### [PROBLEM TO SOLVE]
Locate every line that holds the string "title" and copy it.

### [RECORD LIST]
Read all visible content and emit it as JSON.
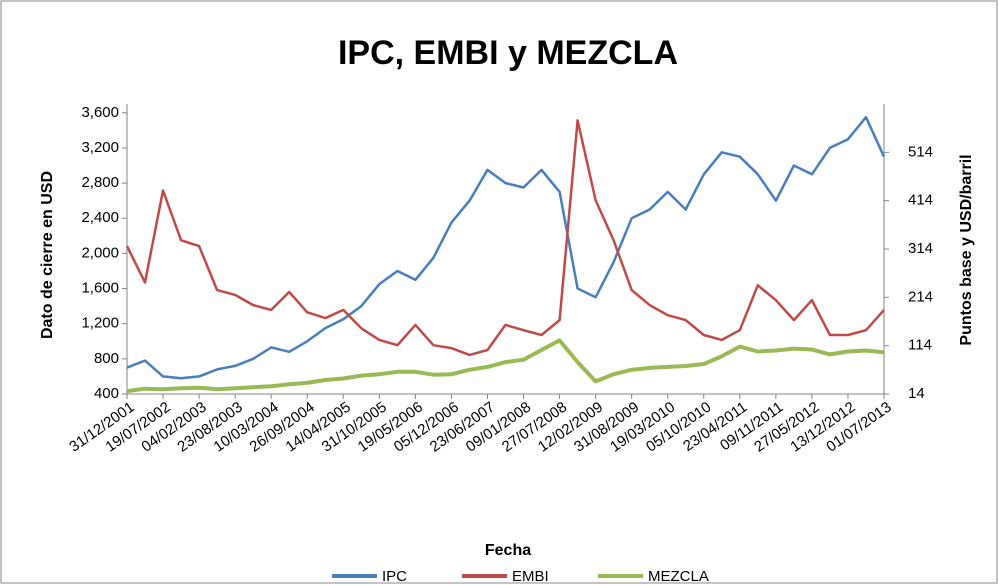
{
  "chart_data": {
    "type": "line",
    "title": "IPC, EMBI y MEZCLA",
    "x_label": "Fecha",
    "y_label": "Dato de cierre en USD",
    "y2_label": "Puntos base y USD/barril",
    "categories": [
      "31/12/2001",
      null,
      "19/07/2002",
      null,
      "04/02/2003",
      null,
      "23/08/2003",
      null,
      "10/03/2004",
      null,
      "26/09/2004",
      null,
      "14/04/2005",
      null,
      "31/10/2005",
      null,
      "19/05/2006",
      null,
      "05/12/2006",
      null,
      "23/06/2007",
      null,
      "09/01/2008",
      null,
      "27/07/2008",
      null,
      "12/02/2009",
      null,
      "31/08/2009",
      null,
      "19/03/2010",
      null,
      "05/10/2010",
      null,
      "23/04/2011",
      null,
      "09/11/2011",
      null,
      "27/05/2012",
      null,
      "13/12/2012",
      null,
      "01/07/2013"
    ],
    "series": [
      {
        "name": "IPC",
        "color": "#4a7ebb",
        "values": [
          700,
          780,
          600,
          580,
          600,
          680,
          720,
          800,
          930,
          880,
          1000,
          1150,
          1250,
          1400,
          1650,
          1800,
          1700,
          1950,
          2350,
          2600,
          2950,
          2800,
          2750,
          2950,
          2700,
          1600,
          1500,
          1900,
          2400,
          2500,
          2700,
          2500,
          2900,
          3150,
          3100,
          2900,
          2600,
          3000,
          2900,
          3200,
          3300,
          3550,
          3100
        ]
      },
      {
        "name": "EMBI",
        "color": "#be4b48",
        "axis": "y2",
        "values": [
          320,
          245,
          435,
          332,
          320,
          229,
          219,
          198,
          188,
          225,
          183,
          171,
          188,
          150,
          126,
          115,
          157,
          115,
          109,
          95,
          105,
          157,
          146,
          136,
          167,
          580,
          415,
          332,
          229,
          198,
          177,
          167,
          136,
          126,
          146,
          239,
          208,
          167,
          208,
          136,
          136,
          146,
          188
        ]
      },
      {
        "name": "MEZCLA",
        "color": "#98b954",
        "axis": "y2",
        "values": [
          20,
          25,
          24,
          26,
          27,
          24,
          26,
          28,
          30,
          34,
          37,
          43,
          46,
          52,
          55,
          60,
          60,
          54,
          55,
          64,
          70,
          80,
          85,
          105,
          125,
          80,
          40,
          55,
          64,
          68,
          70,
          72,
          76,
          92,
          112,
          102,
          104,
          108,
          106,
          96,
          102,
          104,
          100
        ]
      }
    ],
    "ylim": [
      400,
      3700
    ],
    "yticks": [
      {
        "value": 400,
        "label": "400"
      },
      {
        "value": 800,
        "label": "800"
      },
      {
        "value": 1200,
        "label": "1,200"
      },
      {
        "value": 1600,
        "label": "1,600"
      },
      {
        "value": 2000,
        "label": "2,000"
      },
      {
        "value": 2400,
        "label": "2,400"
      },
      {
        "value": 2800,
        "label": "2,800"
      },
      {
        "value": 3200,
        "label": "3,200"
      },
      {
        "value": 3600,
        "label": "3,600"
      }
    ],
    "y2lim": [
      14,
      614
    ],
    "y2ticks": [
      14,
      114,
      214,
      314,
      414,
      514
    ],
    "legend": "bottom"
  }
}
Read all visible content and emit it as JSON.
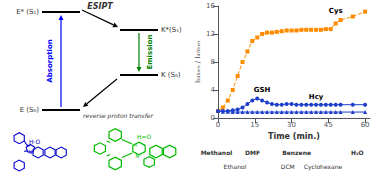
{
  "chart_data": {
    "type": "line",
    "xlabel": "Time (min.)",
    "ylabel": "I₅₃₅ₙₘ / I₄₇₀ₙₘ",
    "x": [
      0,
      2,
      4,
      6,
      8,
      10,
      12,
      14,
      16,
      18,
      20,
      22,
      24,
      26,
      28,
      30,
      32,
      34,
      36,
      38,
      40,
      42,
      44,
      46,
      48,
      50,
      55,
      60
    ],
    "series": [
      {
        "name": "Cys",
        "color": "#FF8C00",
        "marker": "square",
        "line_style": "dashed",
        "values": [
          1.0,
          1.5,
          2.5,
          4.0,
          6.0,
          8.0,
          9.5,
          11.0,
          11.5,
          12.0,
          12.2,
          12.2,
          12.3,
          12.4,
          12.5,
          12.5,
          12.5,
          12.6,
          12.6,
          12.6,
          12.6,
          12.6,
          12.7,
          12.7,
          13.5,
          14.0,
          14.5,
          15.2
        ]
      },
      {
        "name": "GSH",
        "color": "#1E3ECC",
        "marker": "circle",
        "line_style": "solid",
        "values": [
          1.0,
          1.0,
          1.0,
          1.1,
          1.2,
          1.5,
          2.0,
          2.5,
          2.8,
          2.5,
          2.2,
          2.0,
          1.9,
          1.9,
          2.0,
          2.0,
          1.9,
          1.9,
          1.9,
          1.9,
          1.9,
          1.9,
          1.9,
          1.9,
          1.9,
          1.9,
          1.9,
          1.9
        ]
      },
      {
        "name": "Hcy",
        "color": "#1E3ECC",
        "marker": "triangle",
        "line_style": "solid",
        "values": [
          1.0,
          0.9,
          0.9,
          0.85,
          0.85,
          0.85,
          0.85,
          0.85,
          0.85,
          0.85,
          0.85,
          0.85,
          0.85,
          0.85,
          0.85,
          0.85,
          0.85,
          0.85,
          0.85,
          0.85,
          0.85,
          0.85,
          0.85,
          0.85,
          0.85,
          0.85,
          0.85,
          0.85
        ]
      }
    ],
    "xlim": [
      0,
      62
    ],
    "ylim": [
      0,
      16
    ],
    "xticks": [
      0,
      15,
      30,
      45,
      60
    ],
    "yticks": [
      0,
      4,
      8,
      12,
      16
    ],
    "grid": false,
    "annotations": [
      {
        "text": "Cys",
        "x": 48,
        "y": 14.8
      },
      {
        "text": "GSH",
        "x": 18,
        "y": 3.5
      },
      {
        "text": "Hcy",
        "x": 40,
        "y": 2.5
      },
      {
        "text": "E* (S₁)"
      },
      {
        "text": "K*(S₁)"
      },
      {
        "text": "K (S₀)"
      },
      {
        "text": "E (S₀)"
      },
      {
        "text": "ESIPT"
      },
      {
        "text": "Absorption",
        "color": "#0000ff"
      },
      {
        "text": "Emission",
        "color": "#008000"
      },
      {
        "text": "reverse proton transfer"
      },
      {
        "text": "H·O",
        "color": "#0000CC"
      },
      {
        "text": "N",
        "color": "#0000CC"
      },
      {
        "text": "H",
        "color": "#0000CC"
      },
      {
        "text": "H=O",
        "color": "#00BB00"
      },
      {
        "text": "N",
        "color": "#00BB00"
      },
      {
        "text": "H",
        "color": "#00BB00"
      },
      {
        "text": "Methanol"
      },
      {
        "text": "DMF"
      },
      {
        "text": "Benzene"
      },
      {
        "text": "H₂O"
      },
      {
        "text": "Ethanol"
      },
      {
        "text": "DCM"
      },
      {
        "text": "Cyclohexane"
      }
    ]
  }
}
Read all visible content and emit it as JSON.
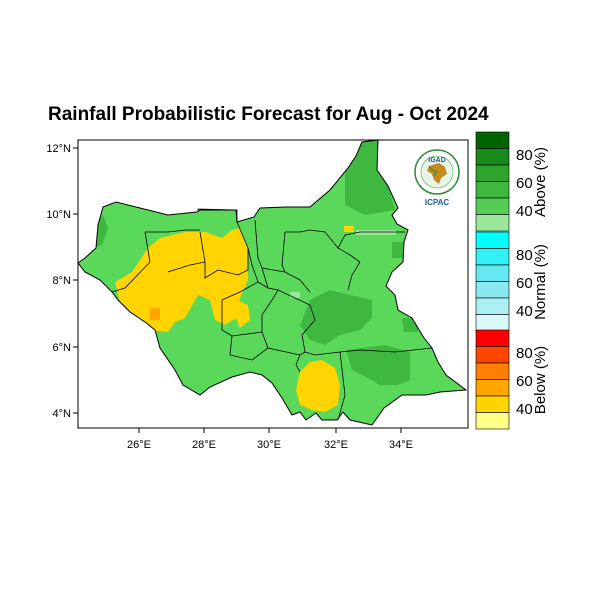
{
  "title": "Rainfall Probabilistic Forecast for Aug - Oct 2024",
  "map": {
    "lat_ticks": [
      "12°N",
      "10°N",
      "8°N",
      "6°N",
      "4°N"
    ],
    "lon_ticks": [
      "26°E",
      "28°E",
      "30°E",
      "32°E",
      "34°E"
    ],
    "lon_range": [
      24,
      36
    ],
    "lat_range": [
      3.5,
      12.5
    ]
  },
  "logo": {
    "top_text": "IGAD",
    "bottom_text": "ICPAC"
  },
  "legend": {
    "above": {
      "title": "Above (%)",
      "labels": [
        "80",
        "60",
        "40"
      ],
      "colors": [
        "#006400",
        "#1a8a1a",
        "#2ea32e",
        "#3fb83f",
        "#55cc55",
        "#9ae89a"
      ]
    },
    "normal": {
      "title": "Normal (%)",
      "labels": [
        "80",
        "60",
        "40"
      ],
      "colors": [
        "#00ffff",
        "#33f0f5",
        "#66e8f0",
        "#8ae8f0",
        "#aaf0f5",
        "#d8fafc"
      ]
    },
    "below": {
      "title": "Below (%)",
      "labels": [
        "80",
        "60",
        "40"
      ],
      "colors": [
        "#ff0000",
        "#ff4500",
        "#ff7f00",
        "#ffa500",
        "#ffd400",
        "#ffff88"
      ]
    }
  },
  "colors": {
    "base_green": "#5ad85a",
    "dark_green": "#3fb83f",
    "darker_green": "#2ea32e",
    "yellow": "#ffd400",
    "orange": "#ffa500",
    "light_green": "#9ae89a"
  }
}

### [SOLUTION]
    "title": "IPC, EMBI y MEZCLA",
  "title": "Rainfall Probabilistic Forecast for Aug - Oct 2024",
      "title": "Above (%)",
      "title": "Normal (%)",
      "title": "Below (%)",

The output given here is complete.